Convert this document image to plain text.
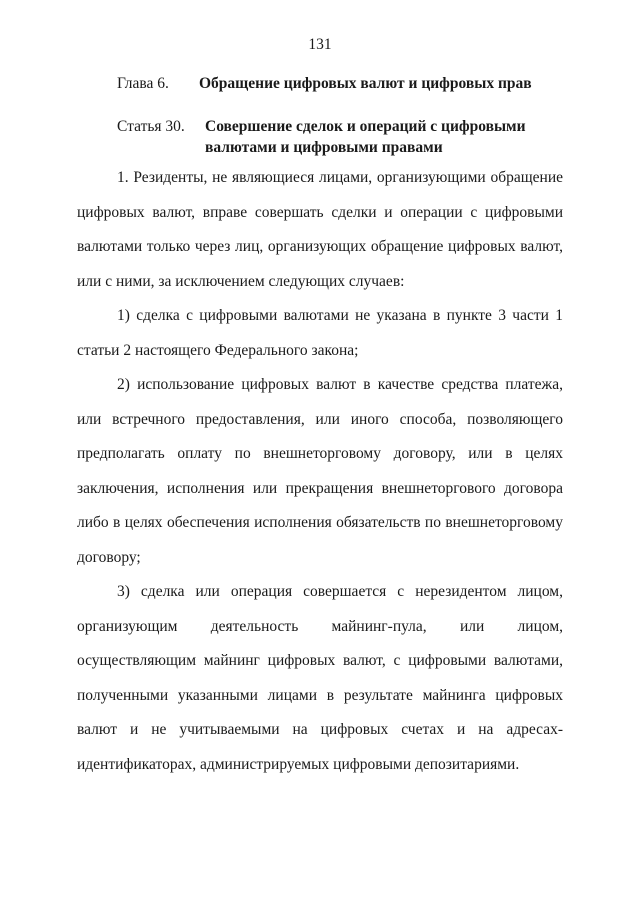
131
Глава 6.	Обращение цифровых валют и цифровых прав
Статья 30.	Совершение сделок и операций с цифровыми валютами и цифровыми правами

1. Резиденты, не являющиеся лицами, организующими обращение цифровых валют, вправе совершать сделки и операции с цифровыми валютами только через лиц, организующих обращение цифровых валют, или с ними, за исключением следующих случаев:

1) сделка с цифровыми валютами не указана в пункте 3 части 1 статьи 2 настоящего Федерального закона;

2) использование цифровых валют в качестве средства платежа, или встречного предоставления, или иного способа, позволяющего предполагать оплату по внешнеторговому договору, или в целях заключения, исполнения или прекращения внешнеторгового договора либо в целях обеспечения исполнения обязательств по внешнеторговому договору;

3) сделка или операция совершается с нерезидентом лицом, организующим деятельность майнинг-пула, или лицом, осуществляющим майнинг цифровых валют, с цифровыми валютами, полученными указанными лицами в результате майнинга цифровых валют и не учитываемыми на цифровых счетах и на адресах-идентификаторах, администрируемых цифровыми депозитариями.
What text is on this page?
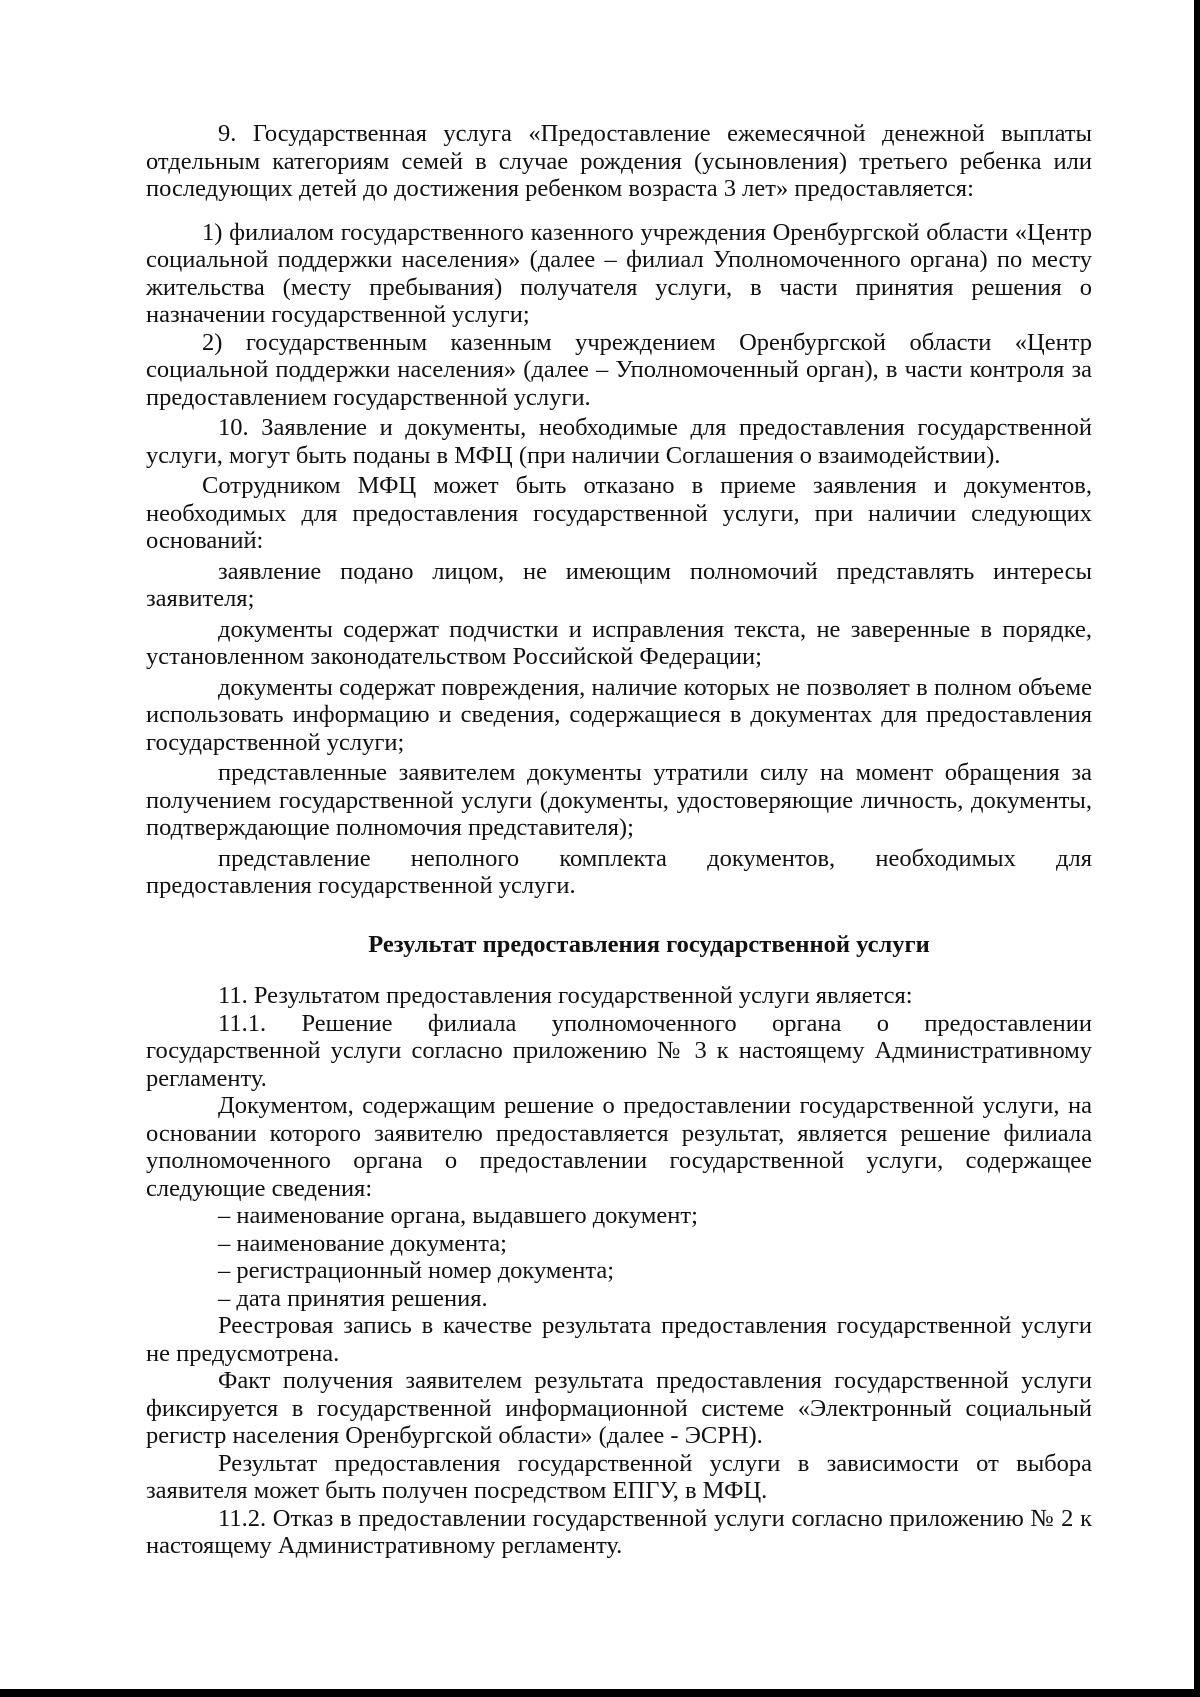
9. Государственная услуга «Предоставление ежемесячной денежной выплаты отдельным категориям семей в случае рождения (усыновления) третьего ребенка или последующих детей до достижения ребенком возраста 3 лет» предоставляется:

1) филиалом государственного казенного учреждения Оренбургской области «Центр социальной поддержки населения» (далее – филиал Уполномоченного органа) по месту жительства (месту пребывания) получателя услуги, в части принятия решения о назначении государственной услуги;

2) государственным казенным учреждением Оренбургской области «Центр социальной поддержки населения» (далее – Уполномоченный орган), в части контроля за предоставлением государственной услуги.

10. Заявление и документы, необходимые для предоставления государственной услуги, могут быть поданы в МФЦ (при наличии Соглашения о взаимодействии).

Сотрудником МФЦ может быть отказано в приеме заявления и документов, необходимых для предоставления государственной услуги, при наличии следующих оснований:

заявление подано лицом, не имеющим полномочий представлять интересы заявителя;

документы содержат подчистки и исправления текста, не заверенные в порядке, установленном законодательством Российской Федерации;

документы содержат повреждения, наличие которых не позволяет в полном объеме использовать информацию и сведения, содержащиеся в документах для предоставления государственной услуги;

представленные заявителем документы утратили силу на момент обращения за получением государственной услуги (документы, удостоверяющие личность, документы, подтверждающие полномочия представителя);

представление неполного комплекта документов, необходимых для предоставления государственной услуги.

Результат предоставления государственной услуги

11. Результатом предоставления государственной услуги является:

11.1. Решение филиала уполномоченного органа о предоставлении государственной услуги согласно приложению № 3 к настоящему Административному регламенту.

Документом, содержащим решение о предоставлении государственной услуги, на основании которого заявителю предоставляется результат, является решение филиала уполномоченного органа о предоставлении государственной услуги, содержащее следующие сведения:

– наименование органа, выдавшего документ;

– наименование документа;

– регистрационный номер документа;

– дата принятия решения.

Реестровая запись в качестве результата предоставления государственной услуги не предусмотрена.

Факт получения заявителем результата предоставления государственной услуги фиксируется в государственной информационной системе «Электронный социальный регистр населения Оренбургской области» (далее - ЭСРН).

Результат предоставления государственной услуги в зависимости от выбора заявителя может быть получен посредством ЕПГУ, в МФЦ.

11.2. Отказ в предоставлении государственной услуги согласно приложению № 2 к настоящему Административному регламенту.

• **Work instructions**: Of the lines in the material, how many contain the word "настоящему"? Reply with the number and nothing else.

• **Result for this task**: 2